> The task: Go through the records and give each one again exactly.

[Data excerpts]
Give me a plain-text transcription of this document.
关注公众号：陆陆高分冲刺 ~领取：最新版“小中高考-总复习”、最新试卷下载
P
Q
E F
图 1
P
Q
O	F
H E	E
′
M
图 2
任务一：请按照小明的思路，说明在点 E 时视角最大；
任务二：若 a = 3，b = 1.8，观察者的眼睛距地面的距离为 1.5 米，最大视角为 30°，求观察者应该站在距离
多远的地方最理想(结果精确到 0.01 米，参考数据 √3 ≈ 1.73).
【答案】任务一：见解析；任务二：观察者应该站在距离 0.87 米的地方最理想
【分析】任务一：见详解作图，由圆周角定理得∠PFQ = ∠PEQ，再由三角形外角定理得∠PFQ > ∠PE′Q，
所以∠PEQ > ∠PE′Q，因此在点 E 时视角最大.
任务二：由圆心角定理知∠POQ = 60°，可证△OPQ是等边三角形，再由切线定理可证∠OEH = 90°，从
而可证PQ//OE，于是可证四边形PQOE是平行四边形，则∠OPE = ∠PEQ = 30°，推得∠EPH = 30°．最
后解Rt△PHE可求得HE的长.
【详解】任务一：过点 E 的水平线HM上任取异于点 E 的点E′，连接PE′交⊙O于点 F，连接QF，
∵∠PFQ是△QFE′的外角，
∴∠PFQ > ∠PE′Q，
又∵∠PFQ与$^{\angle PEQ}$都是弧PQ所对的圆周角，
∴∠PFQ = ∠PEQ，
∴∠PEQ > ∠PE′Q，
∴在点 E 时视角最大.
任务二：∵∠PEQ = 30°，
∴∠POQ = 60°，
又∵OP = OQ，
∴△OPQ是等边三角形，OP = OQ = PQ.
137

> Exercise solution:
Give me a plain-text transcription of this document.
关注公众号：陆陆高分冲刺 ~领取：最新版“小中高考-总复习”、最新试卷下载
P
Q
E F
图 1
P
Q
O	F
H E	E
′
M
图 2
任务一：请按照小明的思路，说明在点 E 时视角最大；
任务二：若 a = 3，b = 1.8，观察者的眼睛距地面的距离为 1.5 米，最大视角为 30°，求观察者应该站在距离
多远的地方最理想(结果精确到 0.01 米，参考数据 √3 ≈ 1.73).
【答案】任务一：见解析；任务二：观察者应该站在距离 0.87 米的地方最理想
【分析】任务一：见详解作图，由圆周角定理得∠PFQ = ∠PEQ，再由三角形外角定理得∠PFQ > ∠PE′Q，
所以∠PEQ > ∠PE′Q，因此在点 E 时视角最大.
任务二：由圆心角定理知∠POQ = 60°，可证△OPQ是等边三角形，再由切线定理可证∠OEH = 90°，从
而可证PQ//OE，于是可证四边形PQOE是平行四边形，则∠OPE = ∠PEQ = 30°，推得∠EPH = 30°．最
后解Rt△PHE可求得HE的长.
【详解】任务一：过点 E 的水平线HM上任取异于点 E 的点E′，连接PE′交⊙O于点 F，连接QF，
∵∠PFQ是△QFE′的外角，
∴∠PFQ > ∠PE′Q，
又∵∠PFQ与$^{\angle PEQ}$都是弧PQ所对的圆周角，
∴∠PFQ = ∠PEQ，
∴∠PEQ > ∠PE′Q，
∴在点 E 时视角最大.
任务二：∵∠PEQ = 30°，
∴∠POQ = 60°，
又∵OP = OQ，
∴△OPQ是等边三角形，OP = OQ = PQ.
137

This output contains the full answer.